Material provided:
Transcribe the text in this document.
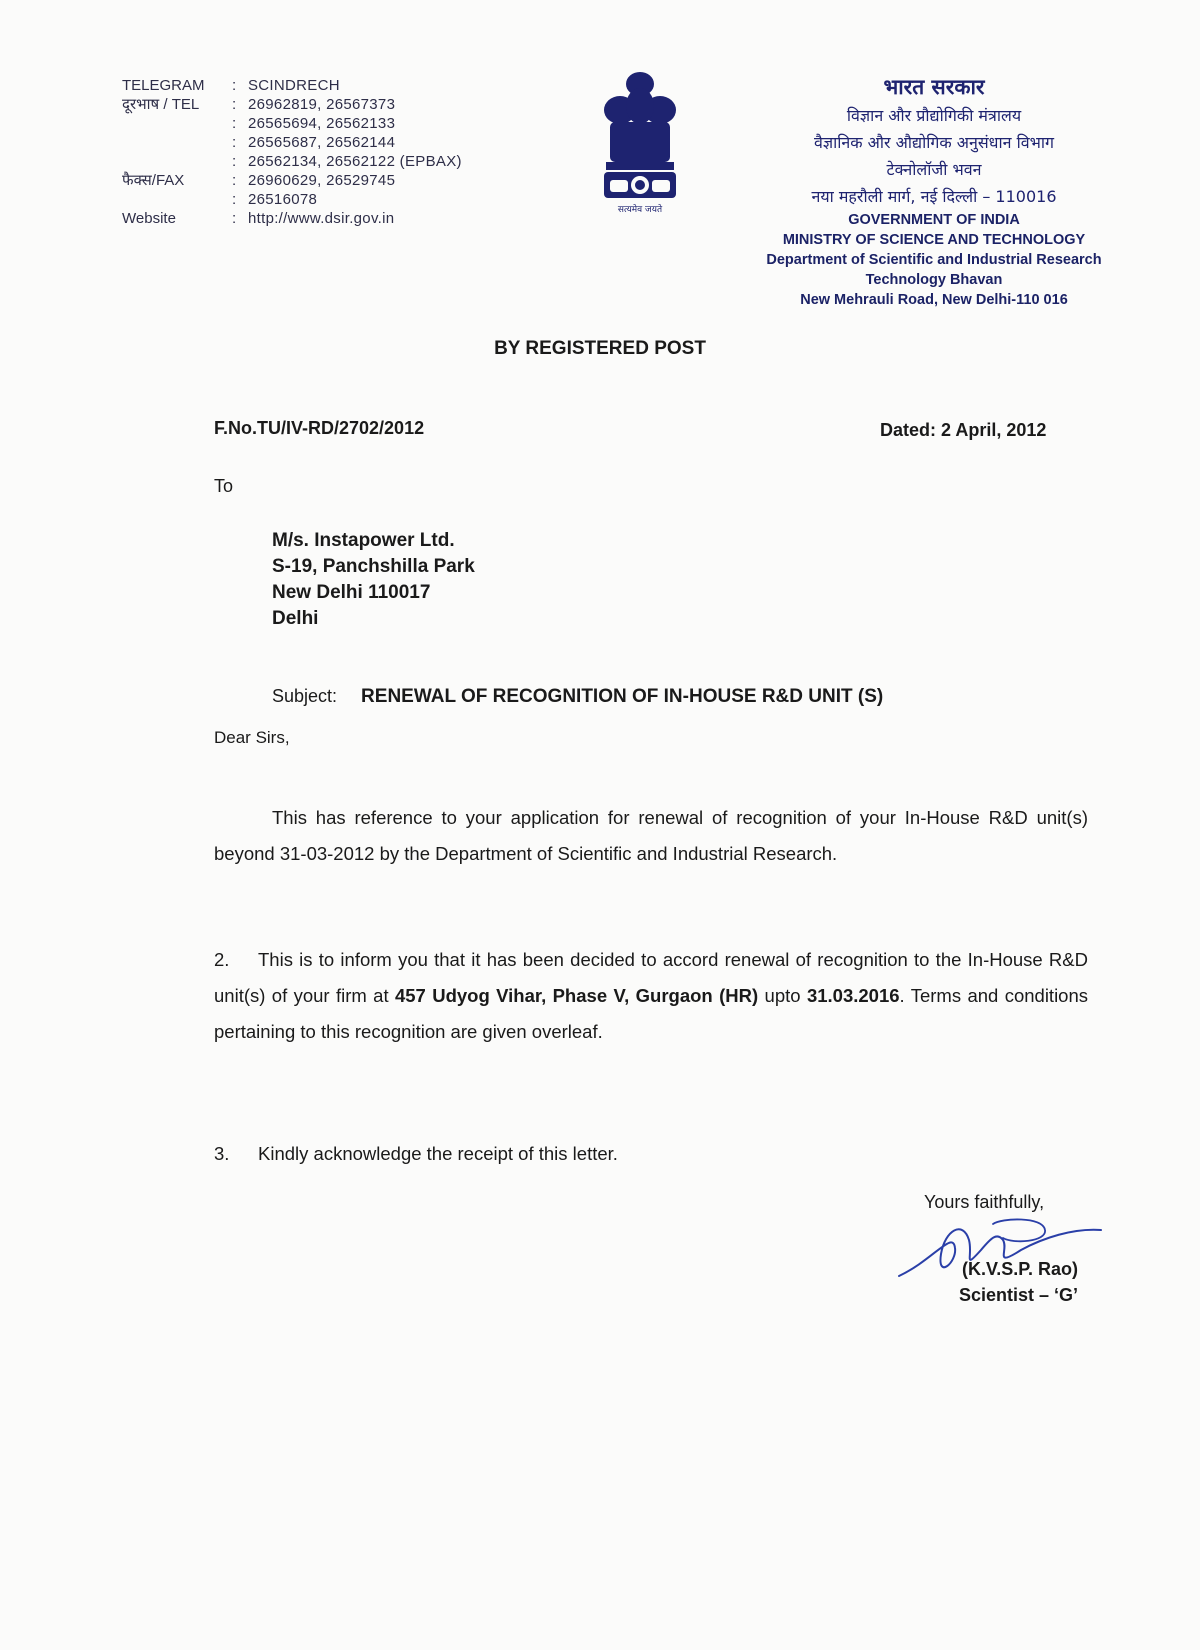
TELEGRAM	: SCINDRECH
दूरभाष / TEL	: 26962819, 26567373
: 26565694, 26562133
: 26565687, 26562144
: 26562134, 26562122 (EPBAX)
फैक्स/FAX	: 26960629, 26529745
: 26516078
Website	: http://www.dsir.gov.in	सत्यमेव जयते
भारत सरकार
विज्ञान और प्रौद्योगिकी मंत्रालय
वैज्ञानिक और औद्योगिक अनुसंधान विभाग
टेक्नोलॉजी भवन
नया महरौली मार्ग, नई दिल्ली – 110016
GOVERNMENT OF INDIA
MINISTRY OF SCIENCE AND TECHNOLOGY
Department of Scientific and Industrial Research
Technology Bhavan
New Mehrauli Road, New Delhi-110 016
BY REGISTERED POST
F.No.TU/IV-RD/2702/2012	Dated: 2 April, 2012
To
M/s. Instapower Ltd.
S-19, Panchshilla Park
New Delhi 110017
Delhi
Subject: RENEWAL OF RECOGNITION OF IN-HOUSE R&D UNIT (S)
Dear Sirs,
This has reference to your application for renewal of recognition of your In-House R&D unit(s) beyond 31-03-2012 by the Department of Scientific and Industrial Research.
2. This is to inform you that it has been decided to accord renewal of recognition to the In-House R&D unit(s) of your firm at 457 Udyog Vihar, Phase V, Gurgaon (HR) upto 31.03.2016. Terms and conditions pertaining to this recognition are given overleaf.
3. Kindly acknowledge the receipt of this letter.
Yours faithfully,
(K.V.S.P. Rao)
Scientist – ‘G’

==

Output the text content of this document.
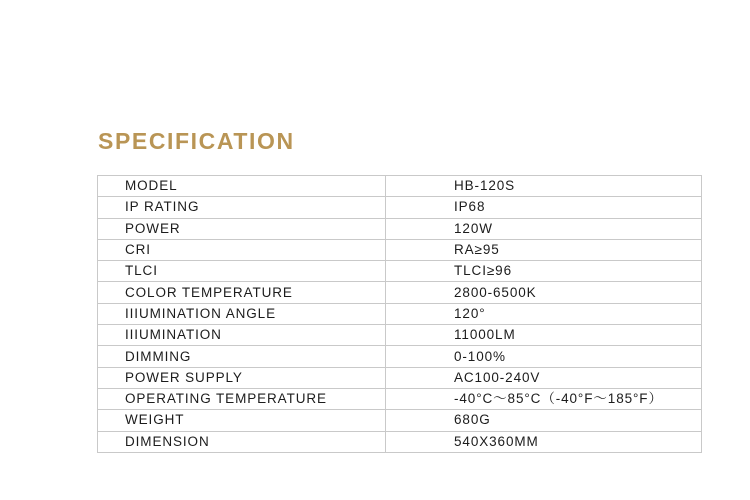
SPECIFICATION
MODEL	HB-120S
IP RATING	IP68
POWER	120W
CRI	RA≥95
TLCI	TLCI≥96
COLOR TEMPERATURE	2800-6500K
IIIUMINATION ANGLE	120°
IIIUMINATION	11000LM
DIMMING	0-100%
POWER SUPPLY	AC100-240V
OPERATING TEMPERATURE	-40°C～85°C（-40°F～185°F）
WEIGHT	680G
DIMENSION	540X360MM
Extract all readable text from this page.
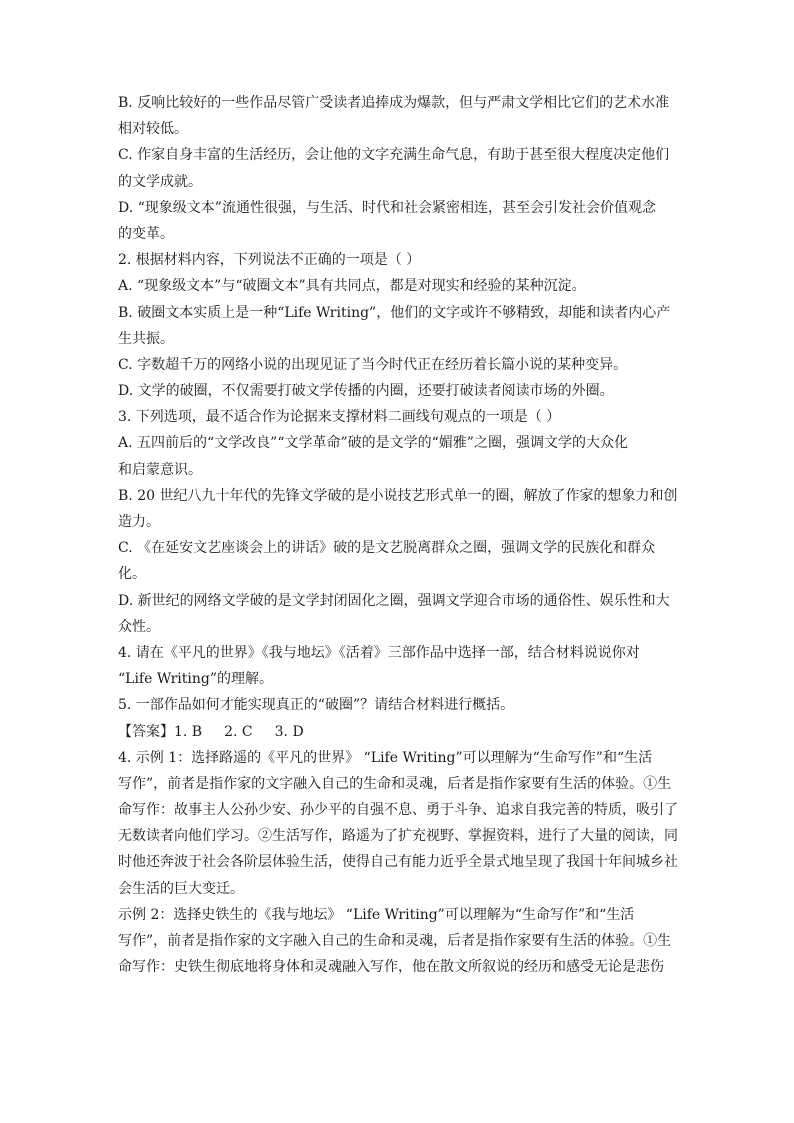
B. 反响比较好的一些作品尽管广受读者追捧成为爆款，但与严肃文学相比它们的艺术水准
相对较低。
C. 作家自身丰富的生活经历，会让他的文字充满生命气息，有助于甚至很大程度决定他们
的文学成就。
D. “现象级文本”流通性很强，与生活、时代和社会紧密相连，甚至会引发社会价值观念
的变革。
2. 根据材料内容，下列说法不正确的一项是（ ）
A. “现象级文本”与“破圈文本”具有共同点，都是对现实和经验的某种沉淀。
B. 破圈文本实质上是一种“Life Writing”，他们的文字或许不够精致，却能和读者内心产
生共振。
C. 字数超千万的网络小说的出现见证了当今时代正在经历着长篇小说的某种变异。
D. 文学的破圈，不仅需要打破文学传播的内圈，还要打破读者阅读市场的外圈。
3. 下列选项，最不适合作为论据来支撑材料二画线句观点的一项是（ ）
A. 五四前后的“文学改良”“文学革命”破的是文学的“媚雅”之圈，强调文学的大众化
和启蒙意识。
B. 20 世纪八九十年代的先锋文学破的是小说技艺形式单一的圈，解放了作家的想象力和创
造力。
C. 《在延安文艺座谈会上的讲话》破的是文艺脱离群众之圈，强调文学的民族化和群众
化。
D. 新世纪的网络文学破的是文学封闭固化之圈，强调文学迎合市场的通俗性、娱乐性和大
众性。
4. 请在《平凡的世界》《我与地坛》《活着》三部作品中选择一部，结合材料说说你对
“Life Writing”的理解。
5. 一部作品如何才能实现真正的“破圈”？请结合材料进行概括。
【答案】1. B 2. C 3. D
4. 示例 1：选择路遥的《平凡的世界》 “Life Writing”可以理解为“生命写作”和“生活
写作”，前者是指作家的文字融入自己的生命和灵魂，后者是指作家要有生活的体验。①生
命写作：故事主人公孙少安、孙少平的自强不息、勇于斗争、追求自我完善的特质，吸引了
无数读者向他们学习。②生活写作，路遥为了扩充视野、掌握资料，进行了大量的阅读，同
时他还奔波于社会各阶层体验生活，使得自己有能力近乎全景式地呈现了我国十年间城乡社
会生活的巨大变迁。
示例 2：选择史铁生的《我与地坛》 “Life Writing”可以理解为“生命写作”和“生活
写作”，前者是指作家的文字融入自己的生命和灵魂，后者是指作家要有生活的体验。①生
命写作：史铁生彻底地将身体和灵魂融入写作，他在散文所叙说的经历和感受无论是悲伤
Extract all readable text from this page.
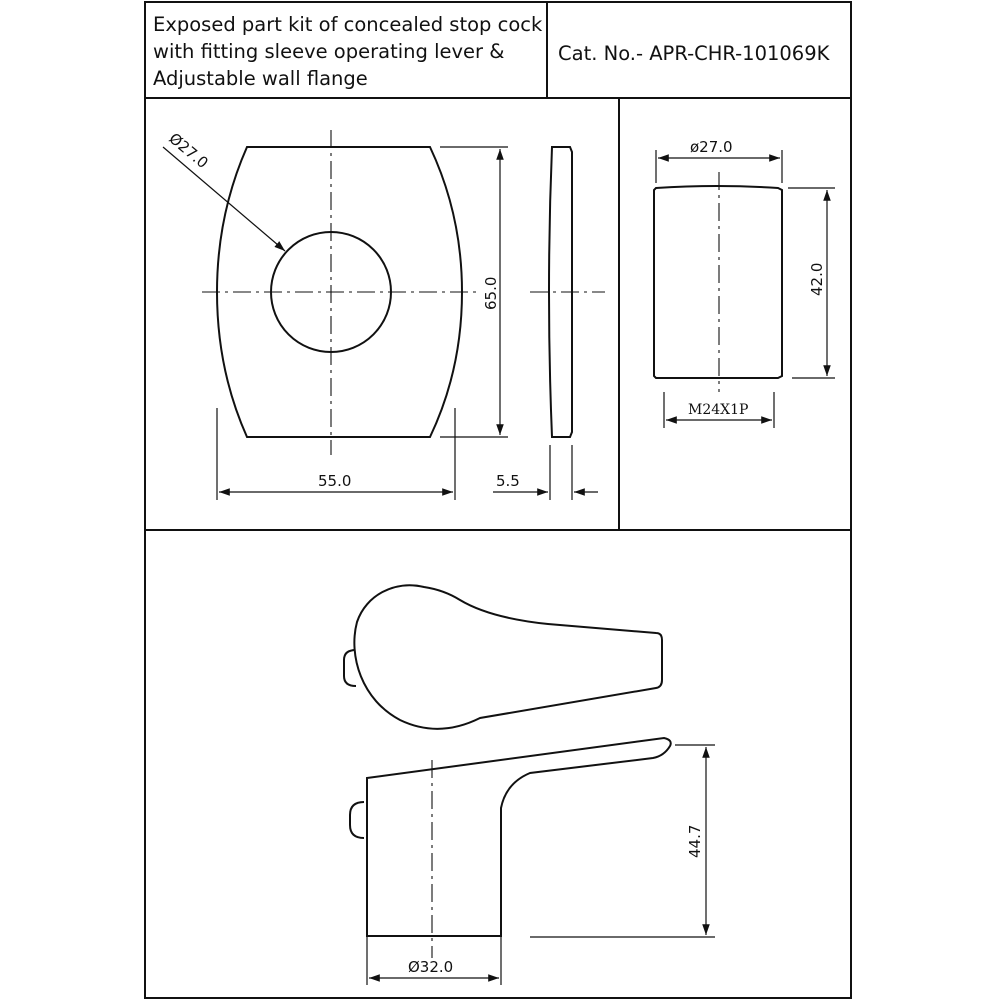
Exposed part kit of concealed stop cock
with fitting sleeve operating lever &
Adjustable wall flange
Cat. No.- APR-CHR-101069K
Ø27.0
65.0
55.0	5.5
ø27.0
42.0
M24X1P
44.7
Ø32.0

Goal:
Look through the entries and find each line that has the string "生命写作". Copy those lines.

Response to this task:
4. 示例 1：选择路遥的《平凡的世界》 “Life Writing”可以理解为“生命写作”和“生活
示例 2：选择史铁生的《我与地坛》 “Life Writing”可以理解为“生命写作”和“生活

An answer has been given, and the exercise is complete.